== Set task ==
Return all lines below containing the word "évaluation".
# Raw records start
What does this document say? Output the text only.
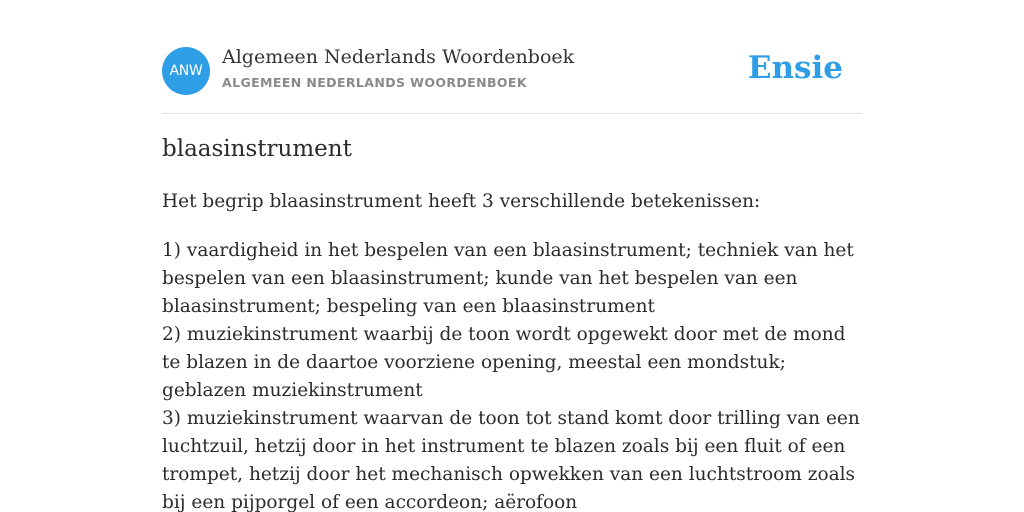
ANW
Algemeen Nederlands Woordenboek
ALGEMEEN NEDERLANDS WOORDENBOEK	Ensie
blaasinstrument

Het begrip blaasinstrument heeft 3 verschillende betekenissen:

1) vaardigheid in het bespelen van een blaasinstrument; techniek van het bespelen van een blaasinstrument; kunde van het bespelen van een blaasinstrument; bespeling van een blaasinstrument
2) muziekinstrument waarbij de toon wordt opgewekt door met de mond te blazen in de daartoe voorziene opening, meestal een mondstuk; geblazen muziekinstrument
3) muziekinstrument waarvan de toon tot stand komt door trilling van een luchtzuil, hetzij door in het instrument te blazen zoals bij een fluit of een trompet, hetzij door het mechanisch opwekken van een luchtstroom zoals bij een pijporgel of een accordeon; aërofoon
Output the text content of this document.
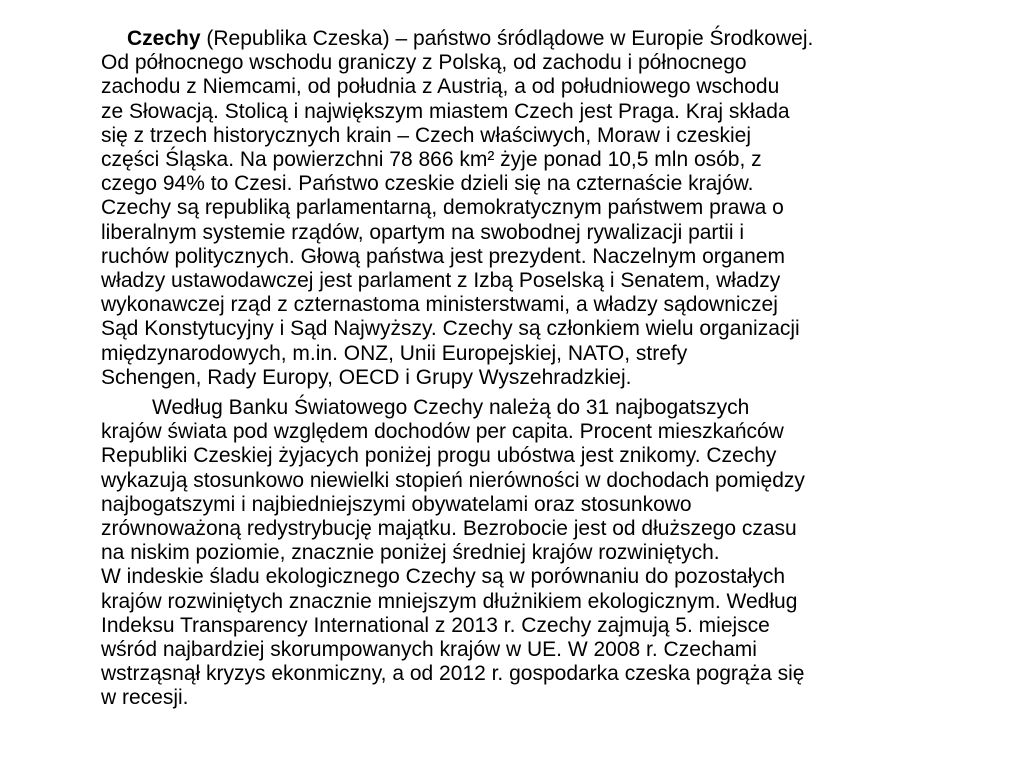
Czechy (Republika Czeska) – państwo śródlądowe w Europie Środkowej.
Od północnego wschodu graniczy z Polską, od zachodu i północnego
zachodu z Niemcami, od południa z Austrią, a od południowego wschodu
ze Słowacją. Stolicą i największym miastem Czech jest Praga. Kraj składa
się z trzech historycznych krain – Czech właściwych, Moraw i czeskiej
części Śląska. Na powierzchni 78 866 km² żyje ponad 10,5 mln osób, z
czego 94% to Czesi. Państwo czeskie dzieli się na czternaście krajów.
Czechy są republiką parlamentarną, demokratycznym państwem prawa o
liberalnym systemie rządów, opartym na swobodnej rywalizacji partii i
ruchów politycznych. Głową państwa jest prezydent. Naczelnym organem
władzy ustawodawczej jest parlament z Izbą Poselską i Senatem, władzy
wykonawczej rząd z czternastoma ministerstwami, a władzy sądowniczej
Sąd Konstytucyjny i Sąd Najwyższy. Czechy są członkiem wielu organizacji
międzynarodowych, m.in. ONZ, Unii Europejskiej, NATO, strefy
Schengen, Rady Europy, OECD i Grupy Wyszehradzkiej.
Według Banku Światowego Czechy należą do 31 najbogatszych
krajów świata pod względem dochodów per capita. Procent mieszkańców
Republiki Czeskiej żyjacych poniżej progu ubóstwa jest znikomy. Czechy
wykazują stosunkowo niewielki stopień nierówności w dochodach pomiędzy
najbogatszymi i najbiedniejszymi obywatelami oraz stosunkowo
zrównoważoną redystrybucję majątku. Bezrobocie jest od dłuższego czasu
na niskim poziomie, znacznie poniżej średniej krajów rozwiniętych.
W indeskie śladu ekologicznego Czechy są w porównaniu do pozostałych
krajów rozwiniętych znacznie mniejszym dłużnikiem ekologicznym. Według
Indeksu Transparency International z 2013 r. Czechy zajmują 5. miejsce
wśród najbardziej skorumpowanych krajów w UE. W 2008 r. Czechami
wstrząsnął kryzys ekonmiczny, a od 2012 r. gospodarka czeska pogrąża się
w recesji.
# Raw records end
# Raw records start
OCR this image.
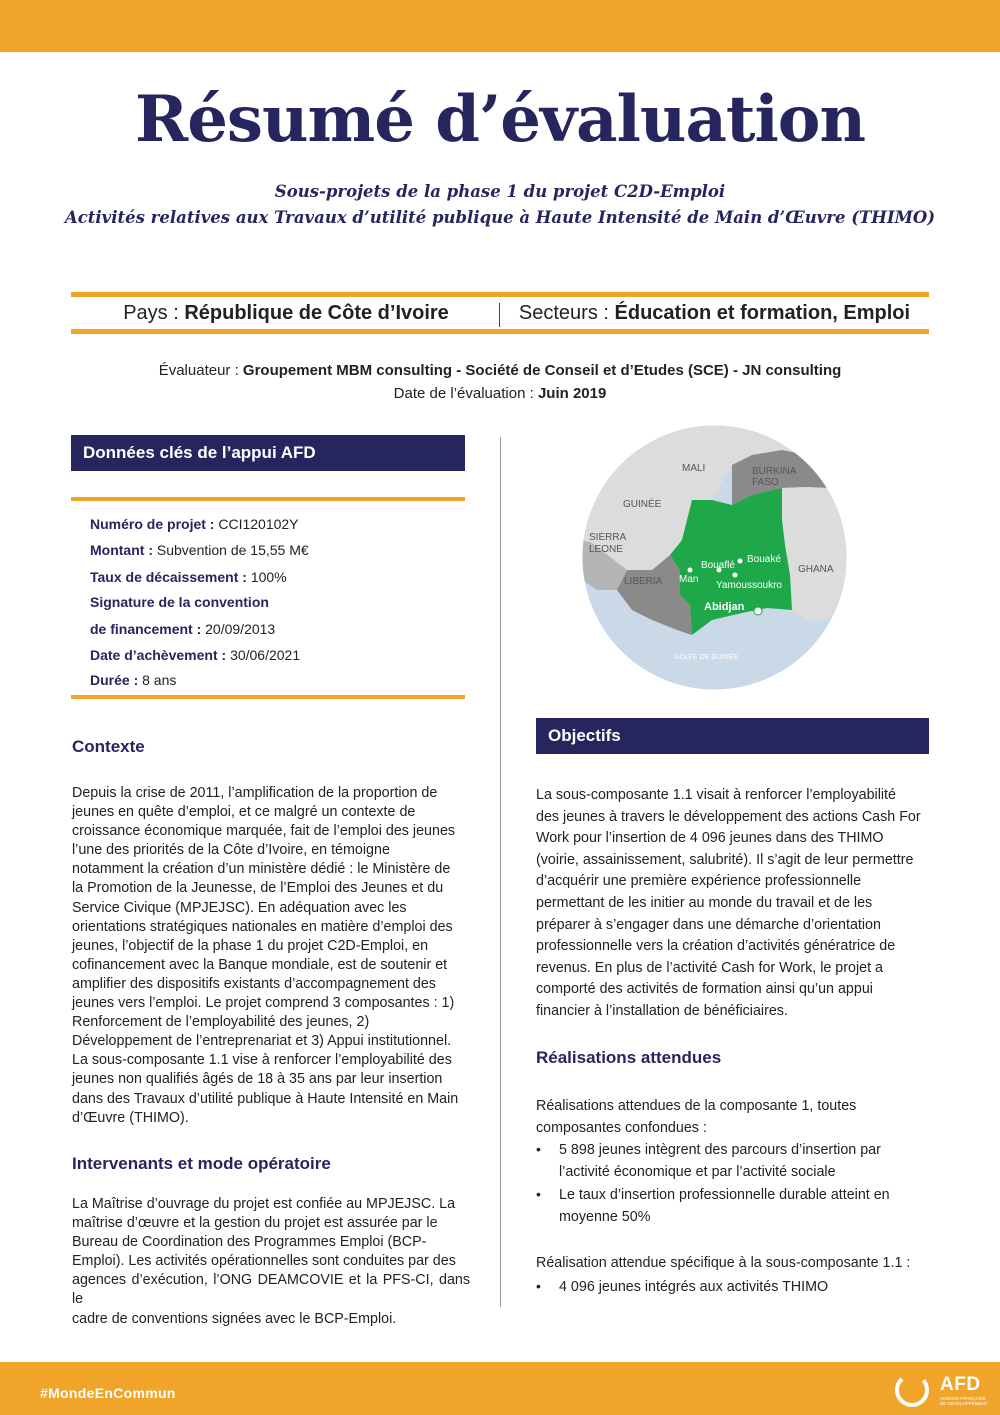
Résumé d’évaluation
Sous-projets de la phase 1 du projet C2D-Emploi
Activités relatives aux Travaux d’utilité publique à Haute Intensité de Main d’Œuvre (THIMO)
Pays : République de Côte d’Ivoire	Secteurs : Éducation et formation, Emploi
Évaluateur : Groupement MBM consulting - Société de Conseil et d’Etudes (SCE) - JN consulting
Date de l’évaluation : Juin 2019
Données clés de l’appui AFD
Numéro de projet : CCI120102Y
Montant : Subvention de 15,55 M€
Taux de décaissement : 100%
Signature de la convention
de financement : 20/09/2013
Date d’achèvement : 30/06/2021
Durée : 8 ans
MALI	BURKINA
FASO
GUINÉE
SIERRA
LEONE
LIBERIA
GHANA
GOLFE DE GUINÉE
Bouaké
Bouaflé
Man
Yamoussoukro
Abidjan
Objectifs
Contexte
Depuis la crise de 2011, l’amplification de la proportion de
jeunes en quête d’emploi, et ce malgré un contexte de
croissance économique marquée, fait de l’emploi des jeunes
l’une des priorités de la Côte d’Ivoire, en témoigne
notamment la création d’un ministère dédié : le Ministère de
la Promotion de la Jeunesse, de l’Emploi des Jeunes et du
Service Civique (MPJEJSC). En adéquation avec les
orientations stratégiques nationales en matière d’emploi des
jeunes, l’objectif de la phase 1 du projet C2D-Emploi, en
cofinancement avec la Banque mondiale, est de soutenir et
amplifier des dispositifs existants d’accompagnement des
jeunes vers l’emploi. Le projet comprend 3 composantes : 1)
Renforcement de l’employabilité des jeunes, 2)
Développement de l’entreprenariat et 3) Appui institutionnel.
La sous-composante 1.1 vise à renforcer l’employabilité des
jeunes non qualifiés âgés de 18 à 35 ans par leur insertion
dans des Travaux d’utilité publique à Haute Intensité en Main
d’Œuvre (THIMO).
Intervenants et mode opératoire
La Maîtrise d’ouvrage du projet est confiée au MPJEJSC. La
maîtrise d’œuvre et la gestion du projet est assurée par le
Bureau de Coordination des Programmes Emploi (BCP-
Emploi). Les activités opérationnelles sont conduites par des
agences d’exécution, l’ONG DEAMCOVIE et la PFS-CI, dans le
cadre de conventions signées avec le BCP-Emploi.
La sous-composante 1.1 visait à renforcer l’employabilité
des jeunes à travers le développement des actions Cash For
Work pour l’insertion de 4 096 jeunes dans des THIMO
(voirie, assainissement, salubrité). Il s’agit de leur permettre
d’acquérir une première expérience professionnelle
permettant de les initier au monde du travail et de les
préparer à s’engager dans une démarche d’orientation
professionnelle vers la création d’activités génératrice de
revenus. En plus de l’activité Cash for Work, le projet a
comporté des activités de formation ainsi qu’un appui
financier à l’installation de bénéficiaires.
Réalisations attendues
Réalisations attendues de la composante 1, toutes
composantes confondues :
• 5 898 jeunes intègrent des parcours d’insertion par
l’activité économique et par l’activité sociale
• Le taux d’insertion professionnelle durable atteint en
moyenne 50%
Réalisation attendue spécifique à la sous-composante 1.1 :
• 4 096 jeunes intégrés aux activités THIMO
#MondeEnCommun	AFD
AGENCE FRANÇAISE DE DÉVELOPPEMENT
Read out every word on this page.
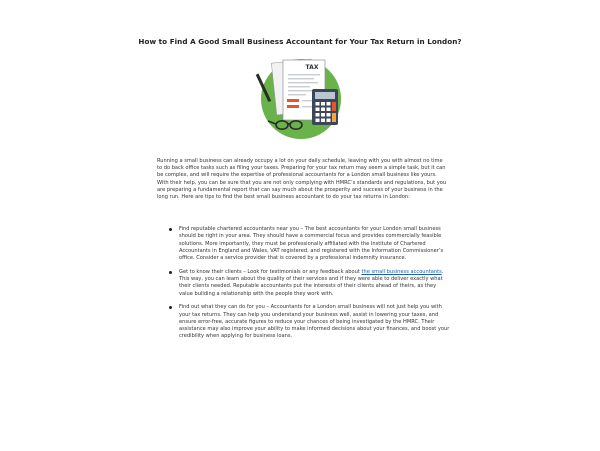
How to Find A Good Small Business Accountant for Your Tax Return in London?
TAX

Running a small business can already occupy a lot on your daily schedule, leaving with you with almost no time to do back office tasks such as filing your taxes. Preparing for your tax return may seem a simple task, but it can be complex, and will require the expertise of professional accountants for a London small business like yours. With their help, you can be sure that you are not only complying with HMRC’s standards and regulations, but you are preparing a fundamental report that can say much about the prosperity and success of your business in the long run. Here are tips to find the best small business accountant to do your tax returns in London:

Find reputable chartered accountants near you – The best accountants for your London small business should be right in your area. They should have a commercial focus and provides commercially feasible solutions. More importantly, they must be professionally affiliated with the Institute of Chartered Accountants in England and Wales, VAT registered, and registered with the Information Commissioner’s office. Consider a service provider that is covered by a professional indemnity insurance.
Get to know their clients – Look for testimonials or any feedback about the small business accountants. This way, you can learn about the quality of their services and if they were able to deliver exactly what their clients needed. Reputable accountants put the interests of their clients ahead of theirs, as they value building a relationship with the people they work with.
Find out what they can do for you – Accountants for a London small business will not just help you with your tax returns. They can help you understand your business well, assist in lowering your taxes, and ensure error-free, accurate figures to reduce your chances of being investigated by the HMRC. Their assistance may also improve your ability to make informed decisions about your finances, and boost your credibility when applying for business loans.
# Raw records end
# Raw records start
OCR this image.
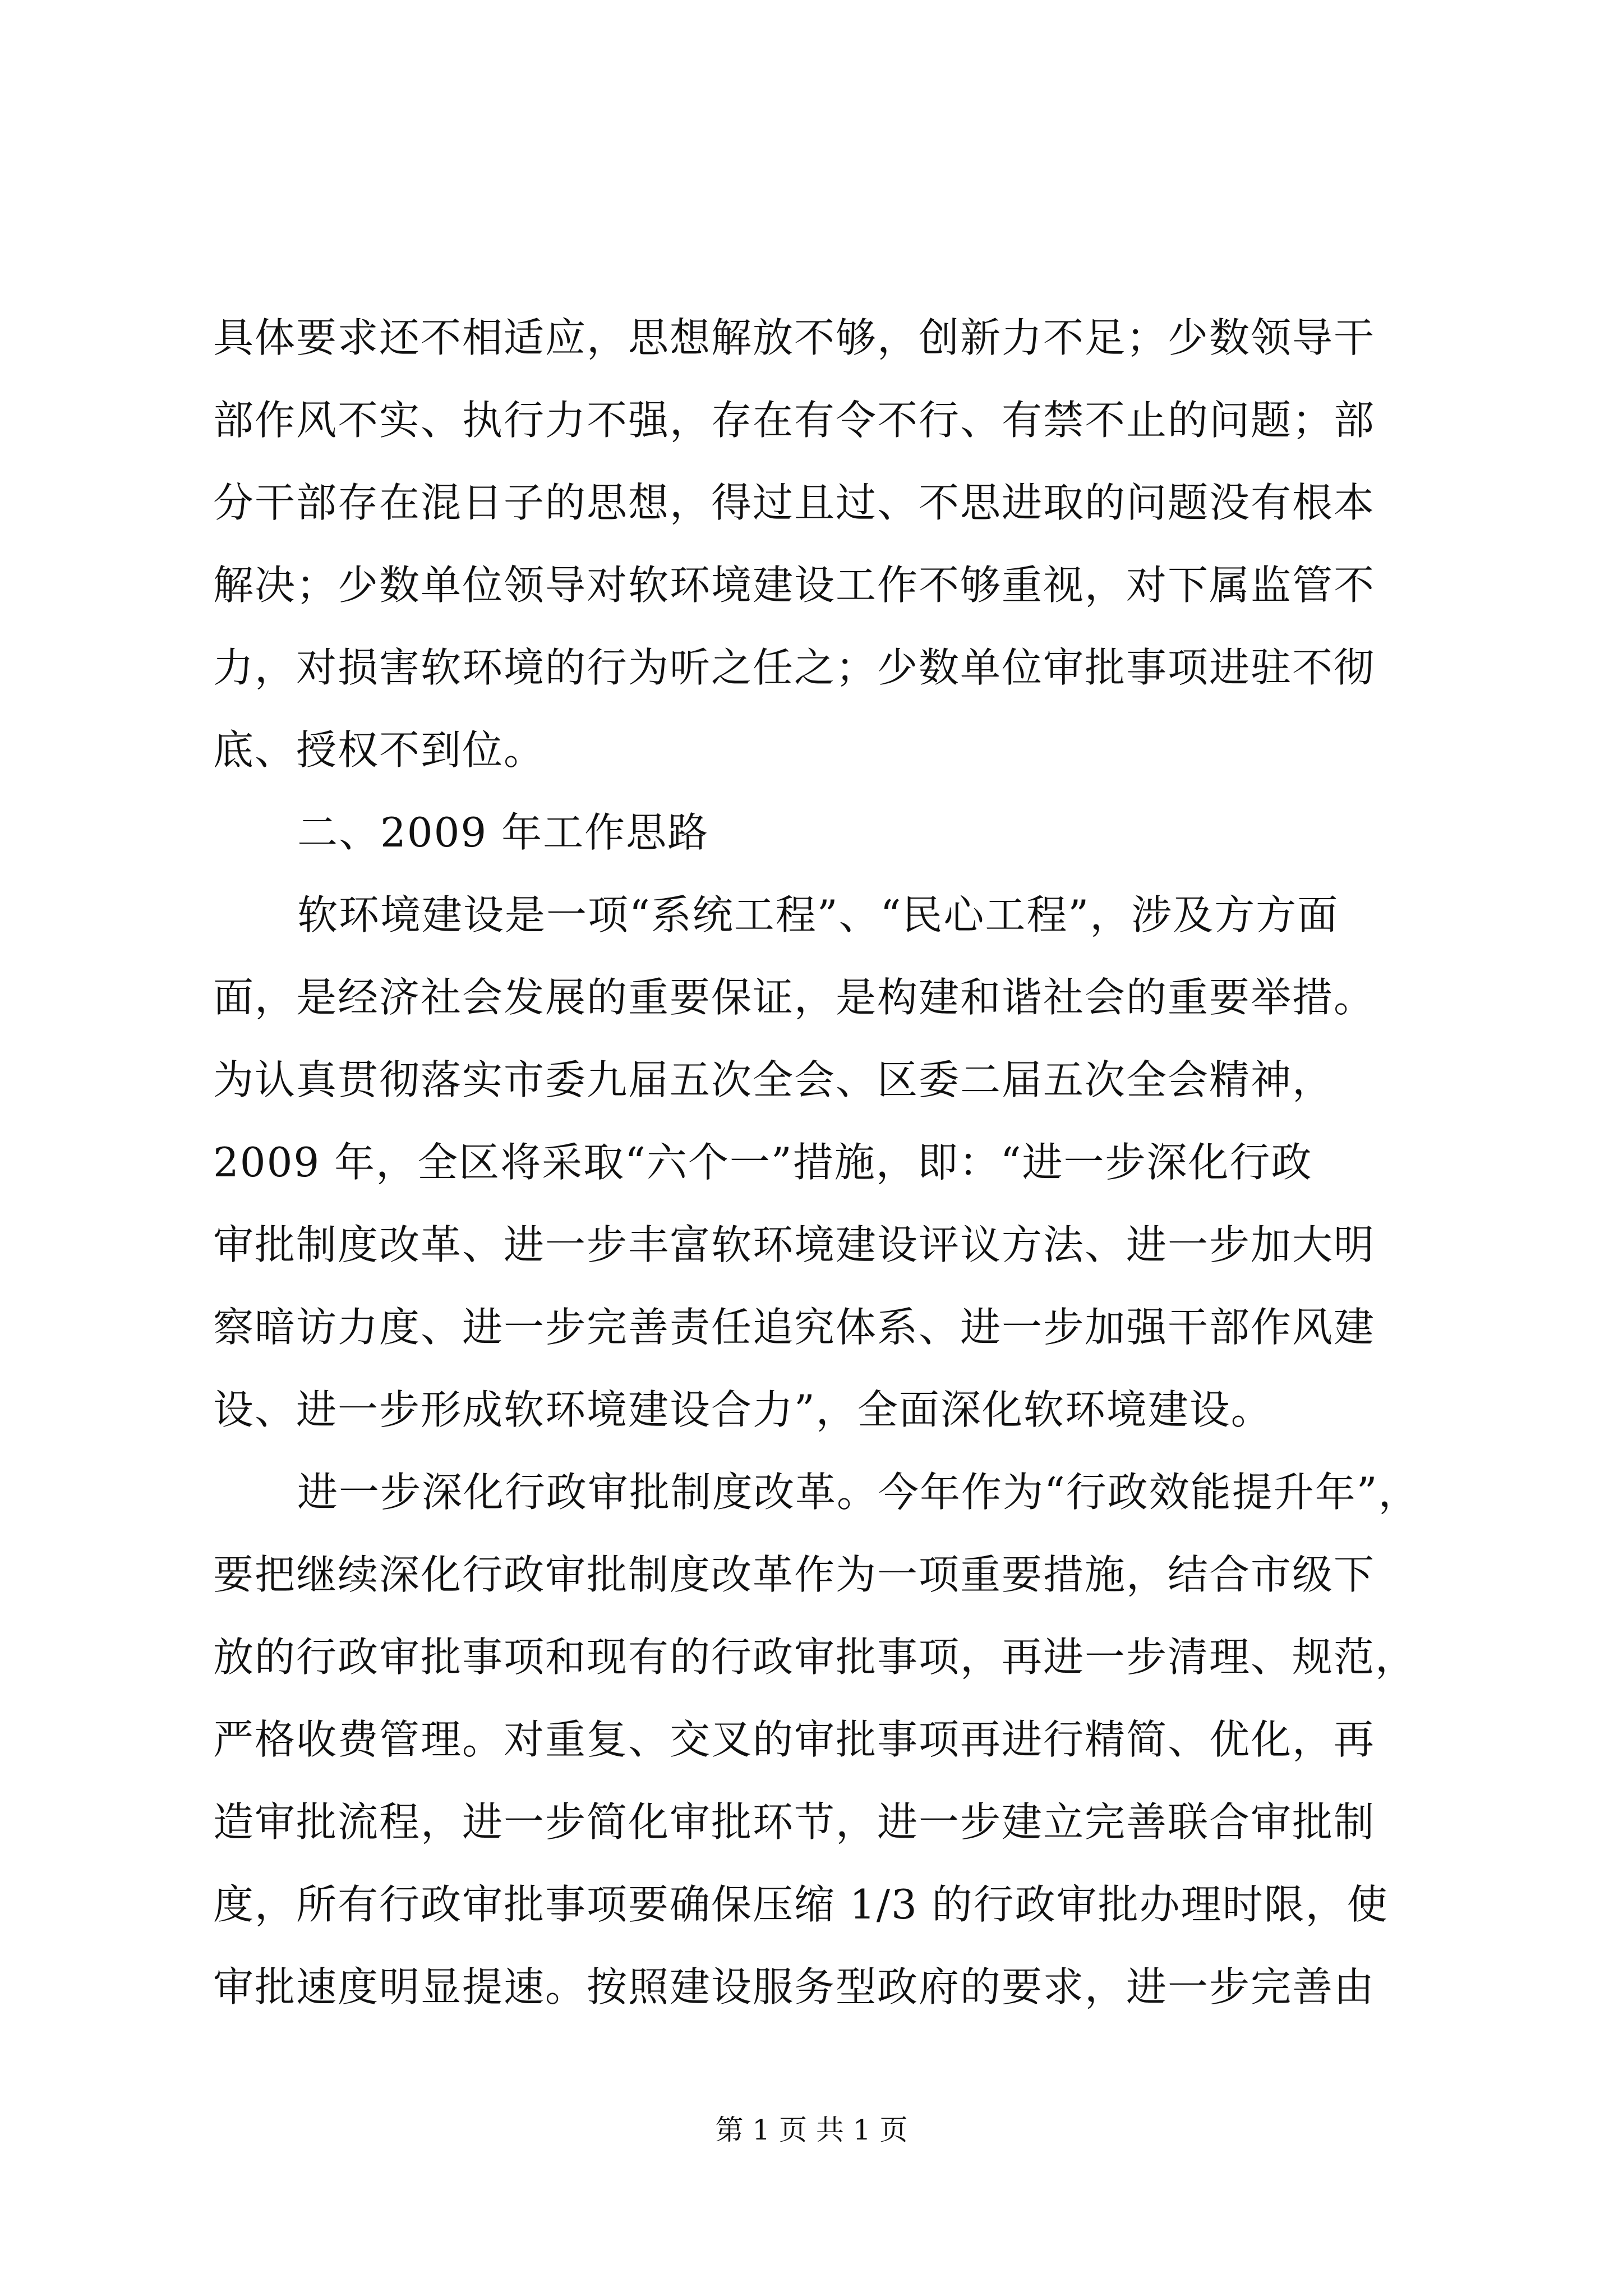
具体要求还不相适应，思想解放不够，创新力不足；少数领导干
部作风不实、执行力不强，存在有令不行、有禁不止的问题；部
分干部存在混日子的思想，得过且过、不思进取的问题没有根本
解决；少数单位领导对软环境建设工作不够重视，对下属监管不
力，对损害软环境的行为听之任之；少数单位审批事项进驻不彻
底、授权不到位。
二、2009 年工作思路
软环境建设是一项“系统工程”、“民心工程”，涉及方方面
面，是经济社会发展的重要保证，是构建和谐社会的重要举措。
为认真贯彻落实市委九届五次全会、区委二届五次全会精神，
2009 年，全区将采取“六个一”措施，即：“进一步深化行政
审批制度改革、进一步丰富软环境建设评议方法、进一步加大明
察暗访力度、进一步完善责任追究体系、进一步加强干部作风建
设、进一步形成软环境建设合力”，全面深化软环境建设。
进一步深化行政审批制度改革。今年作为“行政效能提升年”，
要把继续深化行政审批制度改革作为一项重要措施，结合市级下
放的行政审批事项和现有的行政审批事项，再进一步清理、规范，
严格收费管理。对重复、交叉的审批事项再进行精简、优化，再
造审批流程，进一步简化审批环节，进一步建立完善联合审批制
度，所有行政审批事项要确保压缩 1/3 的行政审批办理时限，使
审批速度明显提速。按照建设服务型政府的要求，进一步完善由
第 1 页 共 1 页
# Raw records end
== Output below ==
Résumé d’évaluation
Date de l’évaluation : Juin 2019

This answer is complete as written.